■ DATA TO USE
——————————

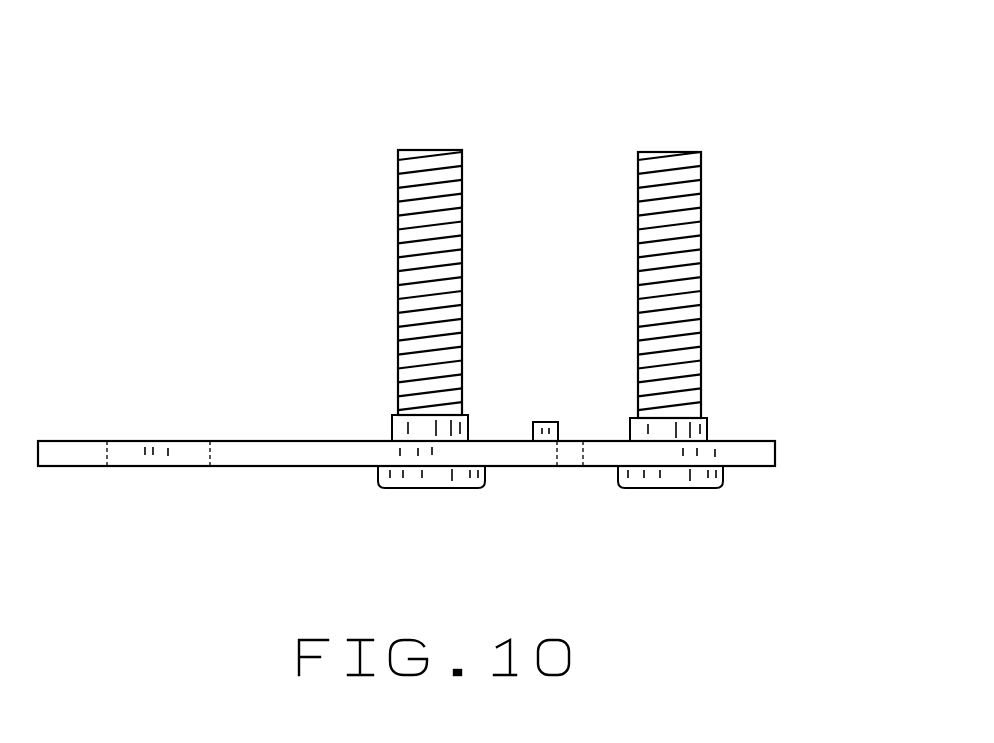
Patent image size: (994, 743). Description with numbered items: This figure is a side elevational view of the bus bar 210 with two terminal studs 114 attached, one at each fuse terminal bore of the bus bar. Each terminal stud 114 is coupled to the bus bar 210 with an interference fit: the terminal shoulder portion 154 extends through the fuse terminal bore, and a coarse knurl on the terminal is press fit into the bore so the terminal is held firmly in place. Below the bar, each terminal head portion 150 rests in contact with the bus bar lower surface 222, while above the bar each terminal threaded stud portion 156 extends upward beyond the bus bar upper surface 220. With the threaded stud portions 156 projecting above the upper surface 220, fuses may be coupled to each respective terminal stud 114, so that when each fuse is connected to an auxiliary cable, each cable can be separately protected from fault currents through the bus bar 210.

The terminal stud 114 is at (442, 122).
The terminal threaded stud portion 156 is at (462, 232).
The terminal shoulder portion 154 is at (396, 430).
The terminal head portion 150 is at (415, 480).
The bus bar 210 is at (280, 432).
The bus bar upper surface 220 is at (490, 440).
The bus bar lower surface 222 is at (515, 467).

——————————

Please reproduce the records above word for word, leaving out the pictures.

■ THE REPLY
Patent image size: (994, 743). Description with numbered items: This figure is a side elevational view of the bus bar 210 with two terminal studs 114 attached, one at each fuse terminal bore of the bus bar. Each terminal stud 114 is coupled to the bus bar 210 with an interference fit: the terminal shoulder portion 154 extends through the fuse terminal bore, and a coarse knurl on the terminal is press fit into the bore so the terminal is held firmly in place. Below the bar, each terminal head portion 150 rests in contact with the bus bar lower surface 222, while above the bar each terminal threaded stud portion 156 extends upward beyond the bus bar upper surface 220. With the threaded stud portions 156 projecting above the upper surface 220, fuses may be coupled to each respective terminal stud 114, so that when each fuse is connected to an auxiliary cable, each cable can be separately protected from fault currents through the bus bar 210.

The terminal stud 114 is at (442, 122).
The terminal threaded stud portion 156 is at (462, 232).
The terminal shoulder portion 154 is at (396, 430).
The terminal head portion 150 is at (415, 480).
The bus bar 210 is at (280, 432).
The bus bar upper surface 220 is at (490, 440).
The bus bar lower surface 222 is at (515, 467).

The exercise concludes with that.